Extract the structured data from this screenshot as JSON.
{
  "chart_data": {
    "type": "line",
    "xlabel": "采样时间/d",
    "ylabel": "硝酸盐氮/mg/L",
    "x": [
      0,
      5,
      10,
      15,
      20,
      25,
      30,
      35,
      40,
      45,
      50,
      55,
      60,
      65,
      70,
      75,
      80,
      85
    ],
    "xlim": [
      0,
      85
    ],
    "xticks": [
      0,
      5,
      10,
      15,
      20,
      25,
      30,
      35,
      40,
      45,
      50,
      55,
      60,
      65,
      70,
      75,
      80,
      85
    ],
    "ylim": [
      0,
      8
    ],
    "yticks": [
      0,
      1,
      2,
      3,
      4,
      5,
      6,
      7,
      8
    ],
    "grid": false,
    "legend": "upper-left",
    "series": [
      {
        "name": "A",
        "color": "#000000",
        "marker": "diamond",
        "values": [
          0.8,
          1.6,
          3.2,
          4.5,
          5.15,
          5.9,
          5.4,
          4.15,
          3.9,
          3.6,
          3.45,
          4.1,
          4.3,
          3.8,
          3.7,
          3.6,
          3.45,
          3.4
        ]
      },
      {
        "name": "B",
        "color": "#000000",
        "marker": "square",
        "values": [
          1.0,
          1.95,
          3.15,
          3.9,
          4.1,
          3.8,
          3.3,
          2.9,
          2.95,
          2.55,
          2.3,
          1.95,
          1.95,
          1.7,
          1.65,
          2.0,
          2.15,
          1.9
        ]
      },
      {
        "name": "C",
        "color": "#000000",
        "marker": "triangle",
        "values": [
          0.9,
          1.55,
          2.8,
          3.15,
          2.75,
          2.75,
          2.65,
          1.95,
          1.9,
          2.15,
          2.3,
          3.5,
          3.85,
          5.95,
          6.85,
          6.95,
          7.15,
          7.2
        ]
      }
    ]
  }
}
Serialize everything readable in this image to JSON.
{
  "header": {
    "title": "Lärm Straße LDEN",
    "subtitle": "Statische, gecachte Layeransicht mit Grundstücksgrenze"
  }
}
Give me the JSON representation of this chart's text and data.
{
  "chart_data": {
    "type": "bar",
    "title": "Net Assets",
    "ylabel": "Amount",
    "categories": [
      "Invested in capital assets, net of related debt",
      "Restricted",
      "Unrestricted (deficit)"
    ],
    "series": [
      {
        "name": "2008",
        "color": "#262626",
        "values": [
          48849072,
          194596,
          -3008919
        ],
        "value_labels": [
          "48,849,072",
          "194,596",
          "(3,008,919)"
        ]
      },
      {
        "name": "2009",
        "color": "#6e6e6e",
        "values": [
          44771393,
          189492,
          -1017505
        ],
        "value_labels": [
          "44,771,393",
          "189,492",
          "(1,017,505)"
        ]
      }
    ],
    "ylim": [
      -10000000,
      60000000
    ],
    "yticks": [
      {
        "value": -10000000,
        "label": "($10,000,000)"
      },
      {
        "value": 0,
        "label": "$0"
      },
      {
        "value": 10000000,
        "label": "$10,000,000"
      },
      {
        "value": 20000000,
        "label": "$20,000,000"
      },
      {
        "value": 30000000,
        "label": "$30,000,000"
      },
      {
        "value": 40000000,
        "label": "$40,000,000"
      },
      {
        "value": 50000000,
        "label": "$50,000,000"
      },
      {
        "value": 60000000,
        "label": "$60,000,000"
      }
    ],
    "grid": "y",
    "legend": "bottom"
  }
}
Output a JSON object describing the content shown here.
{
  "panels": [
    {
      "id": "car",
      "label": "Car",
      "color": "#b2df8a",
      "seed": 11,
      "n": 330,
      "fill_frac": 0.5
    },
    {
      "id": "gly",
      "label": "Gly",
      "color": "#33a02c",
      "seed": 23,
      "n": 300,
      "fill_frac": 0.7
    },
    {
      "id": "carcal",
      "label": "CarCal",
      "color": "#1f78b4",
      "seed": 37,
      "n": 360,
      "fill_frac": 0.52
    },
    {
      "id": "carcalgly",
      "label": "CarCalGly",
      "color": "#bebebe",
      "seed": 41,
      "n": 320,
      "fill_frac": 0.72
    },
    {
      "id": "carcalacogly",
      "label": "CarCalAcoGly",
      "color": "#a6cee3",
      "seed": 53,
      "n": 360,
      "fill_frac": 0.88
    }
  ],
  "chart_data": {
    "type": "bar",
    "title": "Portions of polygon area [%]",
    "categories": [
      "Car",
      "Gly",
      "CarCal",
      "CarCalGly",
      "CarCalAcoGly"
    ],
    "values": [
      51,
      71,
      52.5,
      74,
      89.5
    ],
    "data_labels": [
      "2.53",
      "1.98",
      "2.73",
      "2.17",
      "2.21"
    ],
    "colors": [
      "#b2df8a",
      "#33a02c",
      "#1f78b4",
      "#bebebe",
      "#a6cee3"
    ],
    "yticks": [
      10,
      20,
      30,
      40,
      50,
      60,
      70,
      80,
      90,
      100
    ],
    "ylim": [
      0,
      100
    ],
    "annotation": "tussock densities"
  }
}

★ ★ ★ ★ ★

» PROBLEM: Reproduce the records in full, exactly as written.

» TASK ANSWER:
Extract the structured data from this screenshot as JSON.
{
  "chart_data": {
    "type": "line",
    "xlabel": "采样时间/d",
    "ylabel": "硝酸盐氮/mg/L",
    "x": [
      0,
      5,
      10,
      15,
      20,
      25,
      30,
      35,
      40,
      45,
      50,
      55,
      60,
      65,
      70,
      75,
      80,
      85
    ],
    "xlim": [
      0,
      85
    ],
    "xticks": [
      0,
      5,
      10,
      15,
      20,
      25,
      30,
      35,
      40,
      45,
      50,
      55,
      60,
      65,
      70,
      75,
      80,
      85
    ],
    "ylim": [
      0,
      8
    ],
    "yticks": [
      0,
      1,
      2,
      3,
      4,
      5,
      6,
      7,
      8
    ],
    "grid": false,
    "legend": "upper-left",
    "series": [
      {
        "name": "A",
        "color": "#000000",
        "marker": "diamond",
        "values": [
          0.8,
          1.6,
          3.2,
          4.5,
          5.15,
          5.9,
          5.4,
          4.15,
          3.9,
          3.6,
          3.45,
          4.1,
          4.3,
          3.8,
          3.7,
          3.6,
          3.45,
          3.4
        ]
      },
      {
        "name": "B",
        "color": "#000000",
        "marker": "square",
        "values": [
          1.0,
          1.95,
          3.15,
          3.9,
          4.1,
          3.8,
          3.3,
          2.9,
          2.95,
          2.55,
          2.3,
          1.95,
          1.95,
          1.7,
          1.65,
          2.0,
          2.15,
          1.9
        ]
      },
      {
        "name": "C",
        "color": "#000000",
        "marker": "triangle",
        "values": [
          0.9,
          1.55,
          2.8,
          3.15,
          2.75,
          2.75,
          2.65,
          1.95,
          1.9,
          2.15,
          2.3,
          3.5,
          3.85,
          5.95,
          6.85,
          6.95,
          7.15,
          7.2
        ]
      }
    ]
  }
}
Serialize everything readable in this image to JSON.
{
  "header": {
    "title": "Lärm Straße LDEN",
    "subtitle": "Statische, gecachte Layeransicht mit Grundstücksgrenze"
  }
}
Give me the JSON representation of this chart's text and data.
{
  "chart_data": {
    "type": "bar",
    "title": "Net Assets",
    "ylabel": "Amount",
    "categories": [
      "Invested in capital assets, net of related debt",
      "Restricted",
      "Unrestricted (deficit)"
    ],
    "series": [
      {
        "name": "2008",
        "color": "#262626",
        "values": [
          48849072,
          194596,
          -3008919
        ],
        "value_labels": [
          "48,849,072",
          "194,596",
          "(3,008,919)"
        ]
      },
      {
        "name": "2009",
        "color": "#6e6e6e",
        "values": [
          44771393,
          189492,
          -1017505
        ],
        "value_labels": [
          "44,771,393",
          "189,492",
          "(1,017,505)"
        ]
      }
    ],
    "ylim": [
      -10000000,
      60000000
    ],
    "yticks": [
      {
        "value": -10000000,
        "label": "($10,000,000)"
      },
      {
        "value": 0,
        "label": "$0"
      },
      {
        "value": 10000000,
        "label": "$10,000,000"
      },
      {
        "value": 20000000,
        "label": "$20,000,000"
      },
      {
        "value": 30000000,
        "label": "$30,000,000"
      },
      {
        "value": 40000000,
        "label": "$40,000,000"
      },
      {
        "value": 50000000,
        "label": "$50,000,000"
      },
      {
        "value": 60000000,
        "label": "$60,000,000"
      }
    ],
    "grid": "y",
    "legend": "bottom"
  }
}
Output a JSON object describing the content shown here.
{
  "panels": [
    {
      "id": "car",
      "label": "Car",
      "color": "#b2df8a",
      "seed": 11,
      "n": 330,
      "fill_frac": 0.5
    },
    {
      "id": "gly",
      "label": "Gly",
      "color": "#33a02c",
      "seed": 23,
      "n": 300,
      "fill_frac": 0.7
    },
    {
      "id": "carcal",
      "label": "CarCal",
      "color": "#1f78b4",
      "seed": 37,
      "n": 360,
      "fill_frac": 0.52
    },
    {
      "id": "carcalgly",
      "label": "CarCalGly",
      "color": "#bebebe",
      "seed": 41,
      "n": 320,
      "fill_frac": 0.72
    },
    {
      "id": "carcalacogly",
      "label": "CarCalAcoGly",
      "color": "#a6cee3",
      "seed": 53,
      "n": 360,
      "fill_frac": 0.88
    }
  ],
  "chart_data": {
    "type": "bar",
    "title": "Portions of polygon area [%]",
    "categories": [
      "Car",
      "Gly",
      "CarCal",
      "CarCalGly",
      "CarCalAcoGly"
    ],
    "values": [
      51,
      71,
      52.5,
      74,
      89.5
    ],
    "data_labels": [
      "2.53",
      "1.98",
      "2.73",
      "2.17",
      "2.21"
    ],
    "colors": [
      "#b2df8a",
      "#33a02c",
      "#1f78b4",
      "#bebebe",
      "#a6cee3"
    ],
    "yticks": [
      10,
      20,
      30,
      40,
      50,
      60,
      70,
      80,
      90,
      100
    ],
    "ylim": [
      0,
      100
    ],
    "annotation": "tussock densities"
  }
}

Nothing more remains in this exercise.